Exercise task:
Identify every line below that contains the string "search" and copy each of those lines. Case counts.

Task data:
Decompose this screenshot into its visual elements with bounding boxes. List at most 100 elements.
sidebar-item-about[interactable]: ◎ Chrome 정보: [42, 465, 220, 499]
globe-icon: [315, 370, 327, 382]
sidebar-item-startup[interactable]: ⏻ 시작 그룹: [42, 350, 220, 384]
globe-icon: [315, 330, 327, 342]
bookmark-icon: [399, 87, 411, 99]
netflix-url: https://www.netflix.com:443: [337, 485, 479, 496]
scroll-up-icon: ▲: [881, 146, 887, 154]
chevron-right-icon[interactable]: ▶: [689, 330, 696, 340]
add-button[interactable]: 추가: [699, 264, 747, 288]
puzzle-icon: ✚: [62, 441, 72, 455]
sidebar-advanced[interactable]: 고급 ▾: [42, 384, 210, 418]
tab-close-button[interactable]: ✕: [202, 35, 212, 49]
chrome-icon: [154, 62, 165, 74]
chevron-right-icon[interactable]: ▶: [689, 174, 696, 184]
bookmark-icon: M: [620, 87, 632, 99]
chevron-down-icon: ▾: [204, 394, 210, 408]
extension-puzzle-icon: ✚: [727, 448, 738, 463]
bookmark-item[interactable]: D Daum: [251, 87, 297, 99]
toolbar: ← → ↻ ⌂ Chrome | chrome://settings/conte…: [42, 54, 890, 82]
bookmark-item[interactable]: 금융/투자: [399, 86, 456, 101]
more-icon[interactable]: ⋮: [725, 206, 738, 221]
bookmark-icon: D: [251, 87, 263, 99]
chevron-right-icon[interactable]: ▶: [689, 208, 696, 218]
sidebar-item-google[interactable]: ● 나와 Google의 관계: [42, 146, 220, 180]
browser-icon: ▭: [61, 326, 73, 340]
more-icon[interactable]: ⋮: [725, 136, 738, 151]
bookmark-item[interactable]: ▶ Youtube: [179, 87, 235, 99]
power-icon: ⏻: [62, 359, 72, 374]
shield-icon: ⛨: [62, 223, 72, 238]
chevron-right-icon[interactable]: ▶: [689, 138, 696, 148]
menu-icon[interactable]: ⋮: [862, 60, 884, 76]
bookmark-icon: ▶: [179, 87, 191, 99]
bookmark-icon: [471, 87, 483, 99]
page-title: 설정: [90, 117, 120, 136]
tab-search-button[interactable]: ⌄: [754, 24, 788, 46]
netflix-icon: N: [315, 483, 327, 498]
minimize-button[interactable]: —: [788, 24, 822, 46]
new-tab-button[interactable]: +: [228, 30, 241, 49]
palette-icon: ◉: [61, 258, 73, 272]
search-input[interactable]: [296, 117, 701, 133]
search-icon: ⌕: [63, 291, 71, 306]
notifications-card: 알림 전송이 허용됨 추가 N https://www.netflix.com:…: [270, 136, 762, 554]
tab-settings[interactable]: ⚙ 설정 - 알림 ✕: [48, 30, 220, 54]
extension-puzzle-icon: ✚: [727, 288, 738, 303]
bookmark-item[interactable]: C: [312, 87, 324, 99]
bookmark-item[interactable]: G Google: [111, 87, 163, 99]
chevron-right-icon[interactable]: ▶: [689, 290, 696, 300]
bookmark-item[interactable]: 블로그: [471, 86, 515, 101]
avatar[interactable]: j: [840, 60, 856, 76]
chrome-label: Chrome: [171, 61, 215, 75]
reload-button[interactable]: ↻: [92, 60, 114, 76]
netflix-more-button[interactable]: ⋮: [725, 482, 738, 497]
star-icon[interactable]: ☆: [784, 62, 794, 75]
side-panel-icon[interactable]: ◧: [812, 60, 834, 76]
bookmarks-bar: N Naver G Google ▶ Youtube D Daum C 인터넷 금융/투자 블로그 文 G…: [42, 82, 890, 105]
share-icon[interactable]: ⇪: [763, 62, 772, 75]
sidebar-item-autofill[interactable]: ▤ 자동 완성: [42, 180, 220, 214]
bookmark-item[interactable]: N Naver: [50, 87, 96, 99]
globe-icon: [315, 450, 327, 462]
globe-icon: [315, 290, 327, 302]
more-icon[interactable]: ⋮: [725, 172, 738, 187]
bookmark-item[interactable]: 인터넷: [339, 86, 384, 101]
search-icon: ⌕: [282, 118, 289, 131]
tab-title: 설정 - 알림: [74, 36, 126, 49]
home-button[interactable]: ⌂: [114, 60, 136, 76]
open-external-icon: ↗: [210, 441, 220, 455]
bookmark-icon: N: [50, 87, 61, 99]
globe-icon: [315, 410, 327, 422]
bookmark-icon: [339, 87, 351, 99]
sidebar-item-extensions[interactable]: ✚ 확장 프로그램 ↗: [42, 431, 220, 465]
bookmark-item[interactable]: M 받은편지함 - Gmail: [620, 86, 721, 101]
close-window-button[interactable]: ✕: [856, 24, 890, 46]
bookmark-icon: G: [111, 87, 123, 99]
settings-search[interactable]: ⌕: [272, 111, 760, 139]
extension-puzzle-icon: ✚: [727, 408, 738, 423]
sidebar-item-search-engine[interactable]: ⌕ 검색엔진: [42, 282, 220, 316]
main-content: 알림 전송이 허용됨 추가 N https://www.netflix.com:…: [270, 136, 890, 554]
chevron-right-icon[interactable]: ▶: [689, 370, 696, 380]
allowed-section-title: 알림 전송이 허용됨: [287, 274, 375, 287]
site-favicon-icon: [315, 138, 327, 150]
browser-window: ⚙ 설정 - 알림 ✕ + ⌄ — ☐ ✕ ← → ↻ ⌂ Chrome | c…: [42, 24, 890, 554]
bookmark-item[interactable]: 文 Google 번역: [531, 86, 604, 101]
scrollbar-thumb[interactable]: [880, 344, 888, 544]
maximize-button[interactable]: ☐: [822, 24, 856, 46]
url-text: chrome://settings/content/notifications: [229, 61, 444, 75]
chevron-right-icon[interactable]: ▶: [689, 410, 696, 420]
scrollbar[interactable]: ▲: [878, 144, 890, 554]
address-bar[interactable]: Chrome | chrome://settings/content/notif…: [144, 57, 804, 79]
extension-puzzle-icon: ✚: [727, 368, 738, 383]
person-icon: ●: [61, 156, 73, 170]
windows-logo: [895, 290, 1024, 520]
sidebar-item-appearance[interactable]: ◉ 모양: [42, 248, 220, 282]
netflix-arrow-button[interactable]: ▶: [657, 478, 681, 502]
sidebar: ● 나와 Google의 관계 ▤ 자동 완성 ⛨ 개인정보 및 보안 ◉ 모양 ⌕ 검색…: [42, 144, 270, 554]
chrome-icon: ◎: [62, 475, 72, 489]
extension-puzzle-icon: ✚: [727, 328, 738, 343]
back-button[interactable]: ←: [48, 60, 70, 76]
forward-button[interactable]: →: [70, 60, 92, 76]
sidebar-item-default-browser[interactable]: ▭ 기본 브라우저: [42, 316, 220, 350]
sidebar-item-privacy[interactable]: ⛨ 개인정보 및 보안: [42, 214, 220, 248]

In response:
tab-search-button[interactable]: ⌄: [754, 24, 788, 46]
search-input[interactable]: [296, 117, 701, 133]
search-icon: ⌕: [63, 291, 71, 306]
search-icon: ⌕: [282, 118, 289, 131]
settings-search[interactable]: ⌕: [272, 111, 760, 139]
sidebar-item-search-engine[interactable]: ⌕ 검색엔진: [42, 282, 220, 316]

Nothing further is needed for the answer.